TASK STATEMENT:
Give only the number of lines in the listing below where the string "从事本专业技术工作" occurs.

++++ RECORDS FOR THE TASK ++++

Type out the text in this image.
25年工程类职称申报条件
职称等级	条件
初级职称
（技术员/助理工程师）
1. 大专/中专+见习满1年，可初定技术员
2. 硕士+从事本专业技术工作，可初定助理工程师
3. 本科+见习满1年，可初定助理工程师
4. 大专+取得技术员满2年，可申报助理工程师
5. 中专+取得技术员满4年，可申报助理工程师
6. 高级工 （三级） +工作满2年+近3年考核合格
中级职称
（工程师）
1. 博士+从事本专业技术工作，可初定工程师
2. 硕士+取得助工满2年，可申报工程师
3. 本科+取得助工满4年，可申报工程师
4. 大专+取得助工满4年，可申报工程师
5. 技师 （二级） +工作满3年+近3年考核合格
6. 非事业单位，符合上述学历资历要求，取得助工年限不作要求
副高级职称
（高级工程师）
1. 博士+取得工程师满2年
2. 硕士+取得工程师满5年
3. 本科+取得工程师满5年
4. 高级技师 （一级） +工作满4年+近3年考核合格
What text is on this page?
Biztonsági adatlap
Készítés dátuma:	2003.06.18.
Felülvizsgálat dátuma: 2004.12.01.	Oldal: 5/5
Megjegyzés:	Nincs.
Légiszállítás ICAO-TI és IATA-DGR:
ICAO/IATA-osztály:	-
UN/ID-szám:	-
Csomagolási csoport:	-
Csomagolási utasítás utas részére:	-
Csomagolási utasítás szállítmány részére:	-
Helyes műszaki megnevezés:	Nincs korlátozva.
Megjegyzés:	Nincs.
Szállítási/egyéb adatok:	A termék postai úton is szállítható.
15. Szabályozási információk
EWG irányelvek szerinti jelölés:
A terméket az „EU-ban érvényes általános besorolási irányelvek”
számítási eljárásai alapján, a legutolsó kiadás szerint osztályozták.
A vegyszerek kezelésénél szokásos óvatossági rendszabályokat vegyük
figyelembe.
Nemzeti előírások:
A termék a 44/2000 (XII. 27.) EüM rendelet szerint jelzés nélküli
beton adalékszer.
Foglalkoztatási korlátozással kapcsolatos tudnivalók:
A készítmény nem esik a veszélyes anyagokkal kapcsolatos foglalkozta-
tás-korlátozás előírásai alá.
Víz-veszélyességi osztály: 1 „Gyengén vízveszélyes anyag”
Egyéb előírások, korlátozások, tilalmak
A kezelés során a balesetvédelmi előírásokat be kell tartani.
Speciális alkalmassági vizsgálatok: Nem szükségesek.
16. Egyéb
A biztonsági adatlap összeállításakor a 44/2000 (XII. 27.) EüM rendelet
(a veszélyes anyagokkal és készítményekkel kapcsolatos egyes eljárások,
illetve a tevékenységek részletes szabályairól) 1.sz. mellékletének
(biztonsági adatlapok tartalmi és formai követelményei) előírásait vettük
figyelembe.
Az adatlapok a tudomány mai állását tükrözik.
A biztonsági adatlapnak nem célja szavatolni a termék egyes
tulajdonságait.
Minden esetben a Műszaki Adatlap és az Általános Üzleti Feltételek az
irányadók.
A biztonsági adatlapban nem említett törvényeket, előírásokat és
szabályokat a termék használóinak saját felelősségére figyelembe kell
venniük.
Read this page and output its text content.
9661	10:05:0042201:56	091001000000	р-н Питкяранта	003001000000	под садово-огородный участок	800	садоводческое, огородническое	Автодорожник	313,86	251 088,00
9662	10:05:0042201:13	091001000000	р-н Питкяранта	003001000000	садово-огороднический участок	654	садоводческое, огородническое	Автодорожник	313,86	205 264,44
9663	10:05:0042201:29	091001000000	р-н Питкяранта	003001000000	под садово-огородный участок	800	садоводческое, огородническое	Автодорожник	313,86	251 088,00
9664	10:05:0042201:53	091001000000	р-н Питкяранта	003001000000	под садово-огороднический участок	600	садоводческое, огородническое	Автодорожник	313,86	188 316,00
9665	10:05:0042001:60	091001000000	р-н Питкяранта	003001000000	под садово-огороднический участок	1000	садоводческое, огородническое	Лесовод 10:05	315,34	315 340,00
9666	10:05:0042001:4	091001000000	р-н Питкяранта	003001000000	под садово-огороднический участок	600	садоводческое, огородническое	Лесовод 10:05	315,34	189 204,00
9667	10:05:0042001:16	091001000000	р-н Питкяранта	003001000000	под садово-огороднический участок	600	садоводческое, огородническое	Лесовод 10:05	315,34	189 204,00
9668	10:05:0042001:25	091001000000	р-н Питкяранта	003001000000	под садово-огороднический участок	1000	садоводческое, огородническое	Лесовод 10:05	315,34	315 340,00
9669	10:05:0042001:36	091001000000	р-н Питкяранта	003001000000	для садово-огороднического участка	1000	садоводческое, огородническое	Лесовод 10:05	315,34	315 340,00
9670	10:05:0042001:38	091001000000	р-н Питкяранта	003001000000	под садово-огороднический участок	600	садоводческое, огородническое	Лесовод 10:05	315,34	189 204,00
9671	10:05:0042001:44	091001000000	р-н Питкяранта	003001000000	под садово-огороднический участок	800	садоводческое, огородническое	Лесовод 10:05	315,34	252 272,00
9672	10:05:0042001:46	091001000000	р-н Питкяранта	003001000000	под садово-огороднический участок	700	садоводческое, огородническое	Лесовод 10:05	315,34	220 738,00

++++

REPLY TO THE EXERCISE:
2